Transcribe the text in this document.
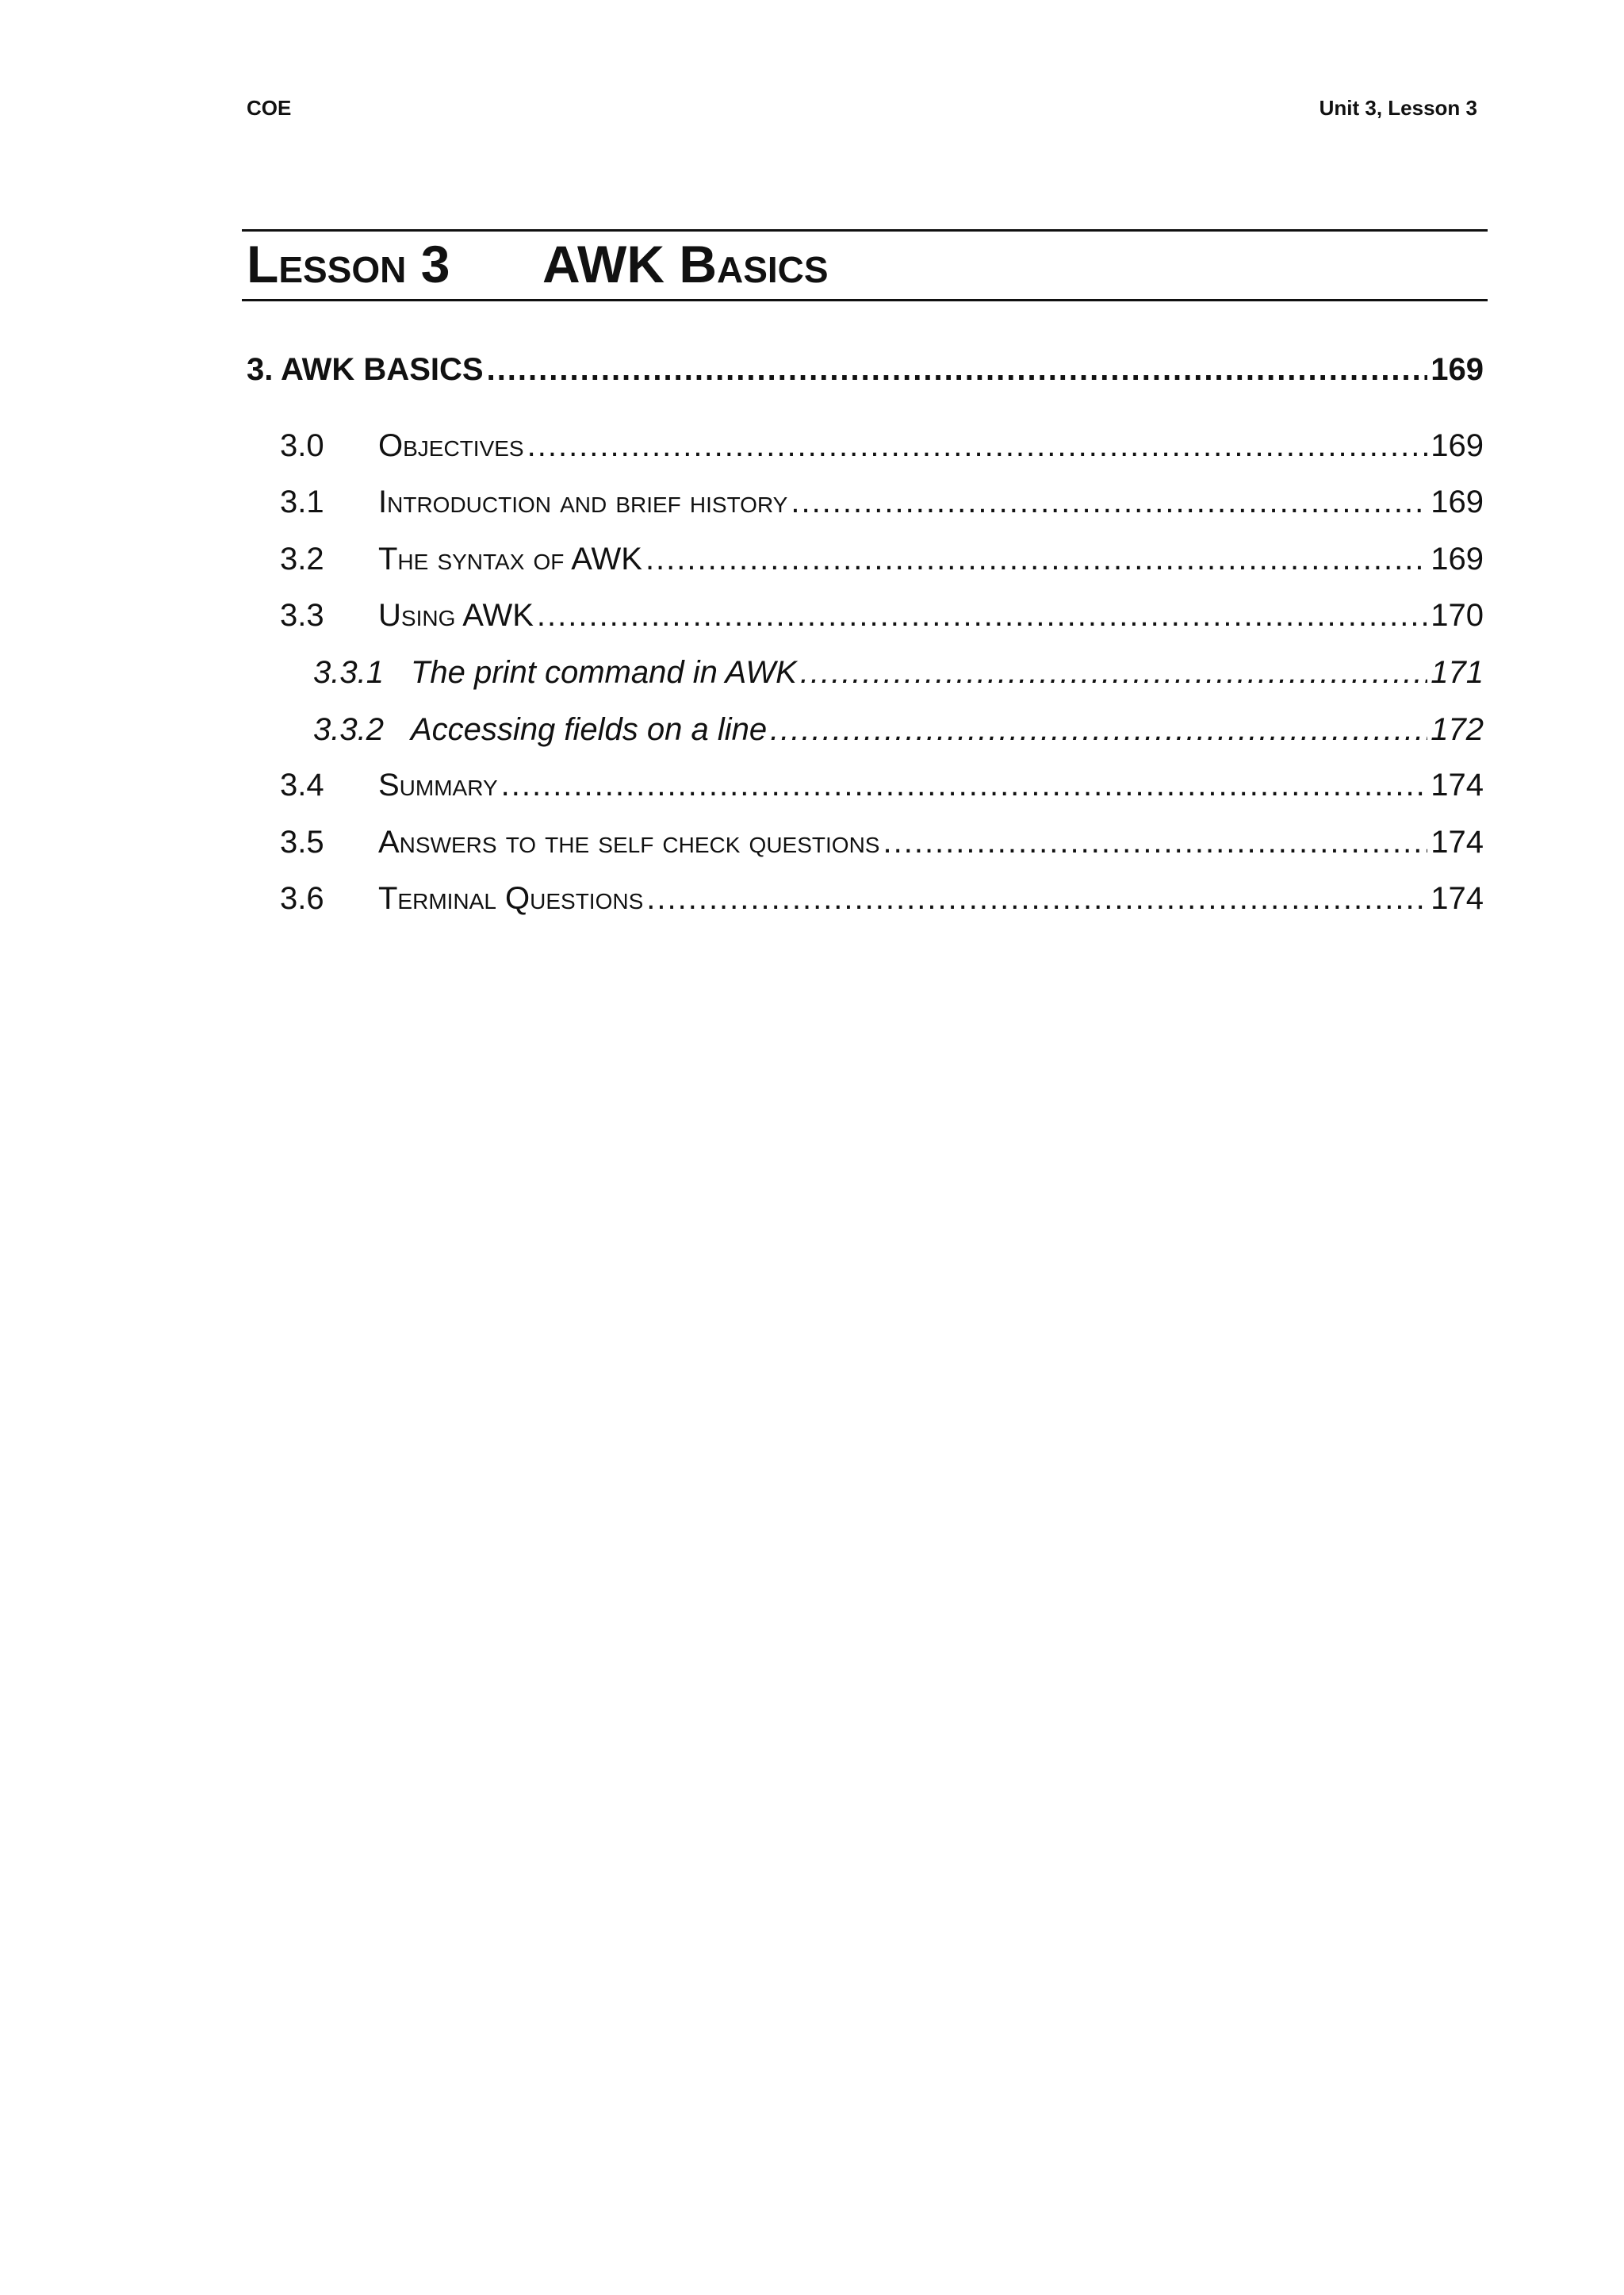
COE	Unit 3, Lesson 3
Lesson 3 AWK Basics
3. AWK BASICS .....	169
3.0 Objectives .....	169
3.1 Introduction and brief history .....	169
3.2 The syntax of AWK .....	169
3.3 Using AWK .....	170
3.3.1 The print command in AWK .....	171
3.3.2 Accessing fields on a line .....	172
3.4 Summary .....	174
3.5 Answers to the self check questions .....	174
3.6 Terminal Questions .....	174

------------------------------

**Aim of the exercise:**
The data above should be repeated exactly, minus any pictures.

**Problem solution:**
Transcribe the text in this document.
COE	Unit 3, Lesson 3
Lesson 3 AWK Basics
3. AWK BASICS .....	169
3.0 Objectives .....	169
3.1 Introduction and brief history .....	169
3.2 The syntax of AWK .....	169
3.3 Using AWK .....	170
3.3.1 The print command in AWK .....	171
3.3.2 Accessing fields on a line .....	172
3.4 Summary .....	174
3.5 Answers to the self check questions .....	174
3.6 Terminal Questions .....	174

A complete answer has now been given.